== Given task ==
Find how many lines of the listing include the string "retweets", and report only that figure.

***** Items

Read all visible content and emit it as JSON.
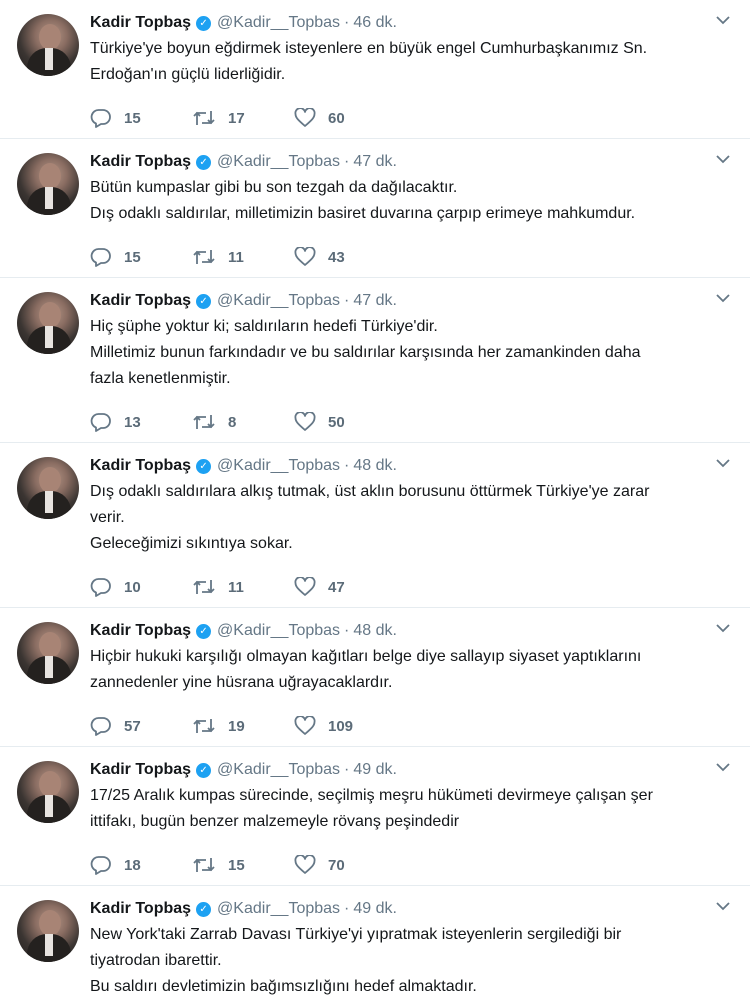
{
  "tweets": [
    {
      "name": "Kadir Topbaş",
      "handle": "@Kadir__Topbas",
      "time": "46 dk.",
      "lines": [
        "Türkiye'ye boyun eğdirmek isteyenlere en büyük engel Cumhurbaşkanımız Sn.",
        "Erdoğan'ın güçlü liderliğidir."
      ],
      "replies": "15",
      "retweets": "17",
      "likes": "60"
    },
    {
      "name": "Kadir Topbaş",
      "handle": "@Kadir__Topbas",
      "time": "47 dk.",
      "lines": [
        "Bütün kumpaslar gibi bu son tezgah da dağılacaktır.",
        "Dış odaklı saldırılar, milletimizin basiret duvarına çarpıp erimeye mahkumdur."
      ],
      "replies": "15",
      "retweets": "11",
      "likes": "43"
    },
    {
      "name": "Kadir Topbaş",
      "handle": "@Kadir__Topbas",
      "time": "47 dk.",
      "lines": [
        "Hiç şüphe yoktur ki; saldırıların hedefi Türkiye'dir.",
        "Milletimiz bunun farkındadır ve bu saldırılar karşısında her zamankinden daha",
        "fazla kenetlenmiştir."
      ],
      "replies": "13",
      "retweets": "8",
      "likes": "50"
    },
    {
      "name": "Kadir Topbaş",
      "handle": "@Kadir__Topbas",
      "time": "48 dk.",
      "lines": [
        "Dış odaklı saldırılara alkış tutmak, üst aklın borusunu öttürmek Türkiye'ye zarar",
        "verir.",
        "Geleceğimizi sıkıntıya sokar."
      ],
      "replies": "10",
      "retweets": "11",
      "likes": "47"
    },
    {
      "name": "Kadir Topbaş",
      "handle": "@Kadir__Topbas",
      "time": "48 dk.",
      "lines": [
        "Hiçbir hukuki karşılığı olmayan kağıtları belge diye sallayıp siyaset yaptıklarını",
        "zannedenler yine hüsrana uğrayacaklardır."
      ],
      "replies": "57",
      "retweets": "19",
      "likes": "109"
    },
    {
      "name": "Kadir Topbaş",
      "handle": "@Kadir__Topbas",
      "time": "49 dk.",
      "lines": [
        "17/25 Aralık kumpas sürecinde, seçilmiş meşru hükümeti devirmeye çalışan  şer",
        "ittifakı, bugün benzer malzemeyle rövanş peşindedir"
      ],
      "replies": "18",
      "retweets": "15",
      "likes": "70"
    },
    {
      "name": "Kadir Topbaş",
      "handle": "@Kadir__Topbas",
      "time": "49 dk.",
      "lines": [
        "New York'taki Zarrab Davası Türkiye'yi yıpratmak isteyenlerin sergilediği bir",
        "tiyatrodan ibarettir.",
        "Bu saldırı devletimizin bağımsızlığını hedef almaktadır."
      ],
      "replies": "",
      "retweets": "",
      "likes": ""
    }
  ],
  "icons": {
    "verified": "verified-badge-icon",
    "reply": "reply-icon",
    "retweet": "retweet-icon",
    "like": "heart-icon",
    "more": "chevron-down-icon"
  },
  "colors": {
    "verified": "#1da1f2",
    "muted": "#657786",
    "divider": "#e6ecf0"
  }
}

**********

== Problem solution ==
7